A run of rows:
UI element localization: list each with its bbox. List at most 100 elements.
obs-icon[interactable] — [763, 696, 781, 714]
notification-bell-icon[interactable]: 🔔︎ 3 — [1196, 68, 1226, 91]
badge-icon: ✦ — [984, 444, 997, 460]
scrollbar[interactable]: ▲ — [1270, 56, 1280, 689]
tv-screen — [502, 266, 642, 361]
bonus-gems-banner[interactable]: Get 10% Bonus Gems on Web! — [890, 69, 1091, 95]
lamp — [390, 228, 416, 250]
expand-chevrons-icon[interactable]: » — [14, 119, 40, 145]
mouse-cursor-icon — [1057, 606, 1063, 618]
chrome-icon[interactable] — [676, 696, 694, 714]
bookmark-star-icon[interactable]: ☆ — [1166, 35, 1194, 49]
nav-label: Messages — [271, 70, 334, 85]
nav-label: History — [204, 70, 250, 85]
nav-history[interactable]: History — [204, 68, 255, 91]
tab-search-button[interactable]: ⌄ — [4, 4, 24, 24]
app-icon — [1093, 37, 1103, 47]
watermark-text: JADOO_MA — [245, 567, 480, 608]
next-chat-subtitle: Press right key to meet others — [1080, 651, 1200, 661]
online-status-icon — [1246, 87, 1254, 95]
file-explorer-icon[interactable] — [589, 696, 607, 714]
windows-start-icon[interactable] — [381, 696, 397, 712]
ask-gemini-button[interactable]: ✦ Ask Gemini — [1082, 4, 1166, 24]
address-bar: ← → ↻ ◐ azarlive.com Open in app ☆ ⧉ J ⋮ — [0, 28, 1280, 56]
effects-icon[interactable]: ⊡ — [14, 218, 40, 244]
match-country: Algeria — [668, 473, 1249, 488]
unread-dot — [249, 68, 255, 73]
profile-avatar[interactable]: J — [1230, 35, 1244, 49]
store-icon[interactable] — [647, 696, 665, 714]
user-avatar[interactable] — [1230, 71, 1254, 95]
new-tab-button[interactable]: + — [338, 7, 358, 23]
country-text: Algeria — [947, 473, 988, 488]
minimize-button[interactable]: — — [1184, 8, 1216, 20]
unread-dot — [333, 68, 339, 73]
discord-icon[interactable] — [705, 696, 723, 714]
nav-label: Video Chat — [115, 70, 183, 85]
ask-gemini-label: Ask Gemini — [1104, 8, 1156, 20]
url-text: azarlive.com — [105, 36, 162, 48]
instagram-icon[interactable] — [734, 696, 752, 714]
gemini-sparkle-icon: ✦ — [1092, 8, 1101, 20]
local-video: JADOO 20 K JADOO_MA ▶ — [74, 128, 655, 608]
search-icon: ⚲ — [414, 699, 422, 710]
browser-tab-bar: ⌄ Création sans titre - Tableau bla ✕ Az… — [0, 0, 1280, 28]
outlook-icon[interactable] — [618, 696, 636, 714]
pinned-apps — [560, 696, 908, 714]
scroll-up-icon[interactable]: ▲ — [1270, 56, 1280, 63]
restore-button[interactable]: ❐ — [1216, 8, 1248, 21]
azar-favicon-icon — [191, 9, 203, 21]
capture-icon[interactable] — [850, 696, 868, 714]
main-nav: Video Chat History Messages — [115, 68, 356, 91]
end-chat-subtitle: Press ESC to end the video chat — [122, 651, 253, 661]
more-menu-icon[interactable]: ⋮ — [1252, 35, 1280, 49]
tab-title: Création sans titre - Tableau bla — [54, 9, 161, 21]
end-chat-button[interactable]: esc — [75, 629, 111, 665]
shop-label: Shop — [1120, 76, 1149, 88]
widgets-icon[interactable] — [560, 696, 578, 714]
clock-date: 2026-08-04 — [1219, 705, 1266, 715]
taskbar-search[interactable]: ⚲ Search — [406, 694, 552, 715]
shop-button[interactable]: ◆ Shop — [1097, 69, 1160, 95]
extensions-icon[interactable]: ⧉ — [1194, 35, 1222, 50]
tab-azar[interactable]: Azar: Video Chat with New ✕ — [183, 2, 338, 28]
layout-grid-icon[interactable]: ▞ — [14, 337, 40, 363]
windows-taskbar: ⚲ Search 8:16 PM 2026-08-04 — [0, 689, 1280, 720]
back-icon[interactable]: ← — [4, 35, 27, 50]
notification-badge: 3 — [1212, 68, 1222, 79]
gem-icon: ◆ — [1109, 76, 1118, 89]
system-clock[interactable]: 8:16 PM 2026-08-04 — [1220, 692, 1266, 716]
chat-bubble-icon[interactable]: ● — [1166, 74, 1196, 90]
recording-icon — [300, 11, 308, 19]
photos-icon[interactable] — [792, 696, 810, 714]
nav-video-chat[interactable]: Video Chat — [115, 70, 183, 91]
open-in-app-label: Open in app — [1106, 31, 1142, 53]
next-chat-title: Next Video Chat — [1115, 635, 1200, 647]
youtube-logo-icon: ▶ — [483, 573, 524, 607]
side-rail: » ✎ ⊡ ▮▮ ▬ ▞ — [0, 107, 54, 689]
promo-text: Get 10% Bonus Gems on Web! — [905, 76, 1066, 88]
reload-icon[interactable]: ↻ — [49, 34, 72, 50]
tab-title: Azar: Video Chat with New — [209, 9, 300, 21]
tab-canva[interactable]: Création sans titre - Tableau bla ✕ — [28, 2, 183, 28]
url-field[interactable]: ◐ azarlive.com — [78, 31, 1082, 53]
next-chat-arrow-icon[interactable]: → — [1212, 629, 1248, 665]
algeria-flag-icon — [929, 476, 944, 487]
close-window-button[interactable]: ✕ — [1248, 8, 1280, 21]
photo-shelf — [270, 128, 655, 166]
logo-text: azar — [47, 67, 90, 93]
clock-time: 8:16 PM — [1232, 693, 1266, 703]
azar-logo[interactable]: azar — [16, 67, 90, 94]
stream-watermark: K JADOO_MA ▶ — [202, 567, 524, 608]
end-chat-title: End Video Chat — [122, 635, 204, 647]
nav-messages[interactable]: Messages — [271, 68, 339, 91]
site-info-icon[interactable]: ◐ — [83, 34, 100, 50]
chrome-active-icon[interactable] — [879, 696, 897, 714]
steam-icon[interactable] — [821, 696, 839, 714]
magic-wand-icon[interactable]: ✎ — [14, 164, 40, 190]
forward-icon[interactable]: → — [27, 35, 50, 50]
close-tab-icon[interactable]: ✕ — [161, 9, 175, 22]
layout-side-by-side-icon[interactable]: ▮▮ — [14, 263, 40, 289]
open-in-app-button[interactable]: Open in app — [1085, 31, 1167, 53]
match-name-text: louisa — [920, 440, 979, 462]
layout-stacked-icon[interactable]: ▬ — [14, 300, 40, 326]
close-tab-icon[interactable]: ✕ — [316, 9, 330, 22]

#### WHAT YOU NEED TO DO:
Reproduce all of the rows above, keeping every line identical to the original.

#### OUTPUT OF THE EXERCISE:
UI element localization: list each with its bbox. List at most 100 elements.
obs-icon[interactable] — [763, 696, 781, 714]
notification-bell-icon[interactable]: 🔔︎ 3 — [1196, 68, 1226, 91]
badge-icon: ✦ — [984, 444, 997, 460]
scrollbar[interactable]: ▲ — [1270, 56, 1280, 689]
tv-screen — [502, 266, 642, 361]
bonus-gems-banner[interactable]: Get 10% Bonus Gems on Web! — [890, 69, 1091, 95]
lamp — [390, 228, 416, 250]
expand-chevrons-icon[interactable]: » — [14, 119, 40, 145]
mouse-cursor-icon — [1057, 606, 1063, 618]
chrome-icon[interactable] — [676, 696, 694, 714]
bookmark-star-icon[interactable]: ☆ — [1166, 35, 1194, 49]
nav-label: Messages — [271, 70, 334, 85]
nav-label: History — [204, 70, 250, 85]
nav-history[interactable]: History — [204, 68, 255, 91]
tab-search-button[interactable]: ⌄ — [4, 4, 24, 24]
app-icon — [1093, 37, 1103, 47]
watermark-text: JADOO_MA — [245, 567, 480, 608]
next-chat-subtitle: Press right key to meet others — [1080, 651, 1200, 661]
online-status-icon — [1246, 87, 1254, 95]
file-explorer-icon[interactable] — [589, 696, 607, 714]
windows-start-icon[interactable] — [381, 696, 397, 712]
ask-gemini-button[interactable]: ✦ Ask Gemini — [1082, 4, 1166, 24]
address-bar: ← → ↻ ◐ azarlive.com Open in app ☆ ⧉ J ⋮ — [0, 28, 1280, 56]
effects-icon[interactable]: ⊡ — [14, 218, 40, 244]
match-country: Algeria — [668, 473, 1249, 488]
unread-dot — [249, 68, 255, 73]
profile-avatar[interactable]: J — [1230, 35, 1244, 49]
store-icon[interactable] — [647, 696, 665, 714]
user-avatar[interactable] — [1230, 71, 1254, 95]
new-tab-button[interactable]: + — [338, 7, 358, 23]
country-text: Algeria — [947, 473, 988, 488]
minimize-button[interactable]: — — [1184, 8, 1216, 20]
unread-dot — [333, 68, 339, 73]
discord-icon[interactable] — [705, 696, 723, 714]
nav-label: Video Chat — [115, 70, 183, 85]
ask-gemini-label: Ask Gemini — [1104, 8, 1156, 20]
url-text: azarlive.com — [105, 36, 162, 48]
instagram-icon[interactable] — [734, 696, 752, 714]
gemini-sparkle-icon: ✦ — [1092, 8, 1101, 20]
local-video: JADOO 20 K JADOO_MA ▶ — [74, 128, 655, 608]
search-icon: ⚲ — [414, 699, 422, 710]
browser-tab-bar: ⌄ Création sans titre - Tableau bla ✕ Az… — [0, 0, 1280, 28]
outlook-icon[interactable] — [618, 696, 636, 714]
pinned-apps — [560, 696, 908, 714]
scroll-up-icon[interactable]: ▲ — [1270, 56, 1280, 63]
restore-button[interactable]: ❐ — [1216, 8, 1248, 21]
azar-favicon-icon — [191, 9, 203, 21]
capture-icon[interactable] — [850, 696, 868, 714]
main-nav: Video Chat History Messages — [115, 68, 356, 91]
end-chat-subtitle: Press ESC to end the video chat — [122, 651, 253, 661]
more-menu-icon[interactable]: ⋮ — [1252, 35, 1280, 49]
tab-title: Création sans titre - Tableau bla — [54, 9, 161, 21]
end-chat-button[interactable]: esc — [75, 629, 111, 665]
shop-label: Shop — [1120, 76, 1149, 88]
widgets-icon[interactable] — [560, 696, 578, 714]
clock-date: 2026-08-04 — [1219, 705, 1266, 715]
taskbar-search[interactable]: ⚲ Search — [406, 694, 552, 715]
shop-button[interactable]: ◆ Shop — [1097, 69, 1160, 95]
extensions-icon[interactable]: ⧉ — [1194, 35, 1222, 50]
tab-azar[interactable]: Azar: Video Chat with New ✕ — [183, 2, 338, 28]
layout-grid-icon[interactable]: ▞ — [14, 337, 40, 363]
windows-taskbar: ⚲ Search 8:16 PM 2026-08-04 — [0, 689, 1280, 720]
back-icon[interactable]: ← — [4, 35, 27, 50]
notification-badge: 3 — [1212, 68, 1222, 79]
gem-icon: ◆ — [1109, 76, 1118, 89]
system-clock[interactable]: 8:16 PM 2026-08-04 — [1220, 692, 1266, 716]
chat-bubble-icon[interactable]: ● — [1166, 74, 1196, 90]
recording-icon — [300, 11, 308, 19]
photos-icon[interactable] — [792, 696, 810, 714]
nav-video-chat[interactable]: Video Chat — [115, 70, 183, 91]
open-in-app-label: Open in app — [1106, 31, 1142, 53]
next-chat-title: Next Video Chat — [1115, 635, 1200, 647]
youtube-logo-icon: ▶ — [483, 573, 524, 607]
side-rail: » ✎ ⊡ ▮▮ ▬ ▞ — [0, 107, 54, 689]
promo-text: Get 10% Bonus Gems on Web! — [905, 76, 1066, 88]
reload-icon[interactable]: ↻ — [49, 34, 72, 50]
tab-title: Azar: Video Chat with New — [209, 9, 300, 21]
tab-canva[interactable]: Création sans titre - Tableau bla ✕ — [28, 2, 183, 28]
url-field[interactable]: ◐ azarlive.com — [78, 31, 1082, 53]
next-chat-arrow-icon[interactable]: → — [1212, 629, 1248, 665]
algeria-flag-icon — [929, 476, 944, 487]
close-window-button[interactable]: ✕ — [1248, 8, 1280, 21]
photo-shelf — [270, 128, 655, 166]
logo-text: azar — [47, 67, 90, 93]
clock-time: 8:16 PM — [1232, 693, 1266, 703]
azar-logo[interactable]: azar — [16, 67, 90, 94]
stream-watermark: K JADOO_MA ▶ — [202, 567, 524, 608]
end-chat-title: End Video Chat — [122, 635, 204, 647]
nav-messages[interactable]: Messages — [271, 68, 339, 91]
site-info-icon[interactable]: ◐ — [83, 34, 100, 50]
chrome-active-icon[interactable] — [879, 696, 897, 714]
steam-icon[interactable] — [821, 696, 839, 714]
magic-wand-icon[interactable]: ✎ — [14, 164, 40, 190]
forward-icon[interactable]: → — [27, 35, 50, 50]
close-tab-icon[interactable]: ✕ — [161, 9, 175, 22]
layout-side-by-side-icon[interactable]: ▮▮ — [14, 263, 40, 289]
open-in-app-button[interactable]: Open in app — [1085, 31, 1167, 53]
match-name-text: louisa — [920, 440, 979, 462]
layout-stacked-icon[interactable]: ▬ — [14, 300, 40, 326]
close-tab-icon[interactable]: ✕ — [316, 9, 330, 22]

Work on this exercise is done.